* _EXERCISE_
Retype the records that come next, word for word.

* _DATASET ROWS_
=-=-=-=-=
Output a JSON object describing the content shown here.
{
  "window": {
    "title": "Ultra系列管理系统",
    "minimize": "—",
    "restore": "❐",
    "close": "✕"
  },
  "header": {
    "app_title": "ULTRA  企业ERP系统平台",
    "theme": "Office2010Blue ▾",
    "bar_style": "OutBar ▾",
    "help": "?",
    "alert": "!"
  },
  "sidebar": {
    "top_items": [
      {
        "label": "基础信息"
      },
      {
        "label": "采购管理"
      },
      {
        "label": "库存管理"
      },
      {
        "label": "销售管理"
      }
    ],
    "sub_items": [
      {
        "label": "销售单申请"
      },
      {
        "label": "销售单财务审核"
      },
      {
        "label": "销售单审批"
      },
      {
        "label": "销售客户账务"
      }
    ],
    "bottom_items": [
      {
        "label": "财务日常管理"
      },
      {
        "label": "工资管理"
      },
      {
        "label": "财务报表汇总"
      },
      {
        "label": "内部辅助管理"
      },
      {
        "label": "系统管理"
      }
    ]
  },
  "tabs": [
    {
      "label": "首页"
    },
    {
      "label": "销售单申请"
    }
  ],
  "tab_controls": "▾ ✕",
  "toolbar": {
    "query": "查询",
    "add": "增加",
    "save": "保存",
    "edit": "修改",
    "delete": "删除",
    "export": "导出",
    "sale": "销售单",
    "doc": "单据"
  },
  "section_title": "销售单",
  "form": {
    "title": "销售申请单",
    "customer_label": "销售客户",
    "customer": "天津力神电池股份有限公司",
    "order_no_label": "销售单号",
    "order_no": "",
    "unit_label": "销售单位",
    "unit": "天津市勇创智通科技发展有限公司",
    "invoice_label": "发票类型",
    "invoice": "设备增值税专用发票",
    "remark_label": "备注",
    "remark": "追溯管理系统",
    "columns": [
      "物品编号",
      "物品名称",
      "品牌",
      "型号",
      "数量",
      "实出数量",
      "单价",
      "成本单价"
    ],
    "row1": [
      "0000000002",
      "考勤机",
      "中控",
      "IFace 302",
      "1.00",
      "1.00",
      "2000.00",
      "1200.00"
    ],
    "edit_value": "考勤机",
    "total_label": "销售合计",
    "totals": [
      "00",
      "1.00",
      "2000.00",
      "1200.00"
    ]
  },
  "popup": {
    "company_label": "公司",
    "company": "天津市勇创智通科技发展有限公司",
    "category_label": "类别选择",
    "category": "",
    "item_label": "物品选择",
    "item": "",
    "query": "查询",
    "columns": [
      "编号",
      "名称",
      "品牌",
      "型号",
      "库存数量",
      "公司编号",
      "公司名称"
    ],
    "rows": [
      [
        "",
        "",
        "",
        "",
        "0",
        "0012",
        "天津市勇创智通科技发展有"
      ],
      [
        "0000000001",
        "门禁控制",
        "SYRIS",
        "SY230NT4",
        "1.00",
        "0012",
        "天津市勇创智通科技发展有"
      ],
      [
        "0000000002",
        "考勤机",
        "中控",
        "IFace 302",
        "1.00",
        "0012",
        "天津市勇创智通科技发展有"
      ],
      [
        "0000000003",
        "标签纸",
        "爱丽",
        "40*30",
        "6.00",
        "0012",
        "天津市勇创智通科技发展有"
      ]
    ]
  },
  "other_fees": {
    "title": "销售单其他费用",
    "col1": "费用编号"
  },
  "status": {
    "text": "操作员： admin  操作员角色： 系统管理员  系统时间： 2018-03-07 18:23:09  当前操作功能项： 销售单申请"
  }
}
=-=-=-=-=
* _RESPONSE TO THE TASK_
Output a JSON object describing the content shown here.
{
  "window": {
    "title": "Ultra系列管理系统",
    "minimize": "—",
    "restore": "❐",
    "close": "✕"
  },
  "header": {
    "app_title": "ULTRA  企业ERP系统平台",
    "theme": "Office2010Blue ▾",
    "bar_style": "OutBar ▾",
    "help": "?",
    "alert": "!"
  },
  "sidebar": {
    "top_items": [
      {
        "label": "基础信息"
      },
      {
        "label": "采购管理"
      },
      {
        "label": "库存管理"
      },
      {
        "label": "销售管理"
      }
    ],
    "sub_items": [
      {
        "label": "销售单申请"
      },
      {
        "label": "销售单财务审核"
      },
      {
        "label": "销售单审批"
      },
      {
        "label": "销售客户账务"
      }
    ],
    "bottom_items": [
      {
        "label": "财务日常管理"
      },
      {
        "label": "工资管理"
      },
      {
        "label": "财务报表汇总"
      },
      {
        "label": "内部辅助管理"
      },
      {
        "label": "系统管理"
      }
    ]
  },
  "tabs": [
    {
      "label": "首页"
    },
    {
      "label": "销售单申请"
    }
  ],
  "tab_controls": "▾ ✕",
  "toolbar": {
    "query": "查询",
    "add": "增加",
    "save": "保存",
    "edit": "修改",
    "delete": "删除",
    "export": "导出",
    "sale": "销售单",
    "doc": "单据"
  },
  "section_title": "销售单",
  "form": {
    "title": "销售申请单",
    "customer_label": "销售客户",
    "customer": "天津力神电池股份有限公司",
    "order_no_label": "销售单号",
    "order_no": "",
    "unit_label": "销售单位",
    "unit": "天津市勇创智通科技发展有限公司",
    "invoice_label": "发票类型",
    "invoice": "设备增值税专用发票",
    "remark_label": "备注",
    "remark": "追溯管理系统",
    "columns": [
      "物品编号",
      "物品名称",
      "品牌",
      "型号",
      "数量",
      "实出数量",
      "单价",
      "成本单价"
    ],
    "row1": [
      "0000000002",
      "考勤机",
      "中控",
      "IFace 302",
      "1.00",
      "1.00",
      "2000.00",
      "1200.00"
    ],
    "edit_value": "考勤机",
    "total_label": "销售合计",
    "totals": [
      "00",
      "1.00",
      "2000.00",
      "1200.00"
    ]
  },
  "popup": {
    "company_label": "公司",
    "company": "天津市勇创智通科技发展有限公司",
    "category_label": "类别选择",
    "category": "",
    "item_label": "物品选择",
    "item": "",
    "query": "查询",
    "columns": [
      "编号",
      "名称",
      "品牌",
      "型号",
      "库存数量",
      "公司编号",
      "公司名称"
    ],
    "rows": [
      [
        "",
        "",
        "",
        "",
        "0",
        "0012",
        "天津市勇创智通科技发展有"
      ],
      [
        "0000000001",
        "门禁控制",
        "SYRIS",
        "SY230NT4",
        "1.00",
        "0012",
        "天津市勇创智通科技发展有"
      ],
      [
        "0000000002",
        "考勤机",
        "中控",
        "IFace 302",
        "1.00",
        "0012",
        "天津市勇创智通科技发展有"
      ],
      [
        "0000000003",
        "标签纸",
        "爱丽",
        "40*30",
        "6.00",
        "0012",
        "天津市勇创智通科技发展有"
      ]
    ]
  },
  "other_fees": {
    "title": "销售单其他费用",
    "col1": "费用编号"
  },
  "status": {
    "text": "操作员： admin  操作员角色： 系统管理员  系统时间： 2018-03-07 18:23:09  当前操作功能项： 销售单申请"
  }
}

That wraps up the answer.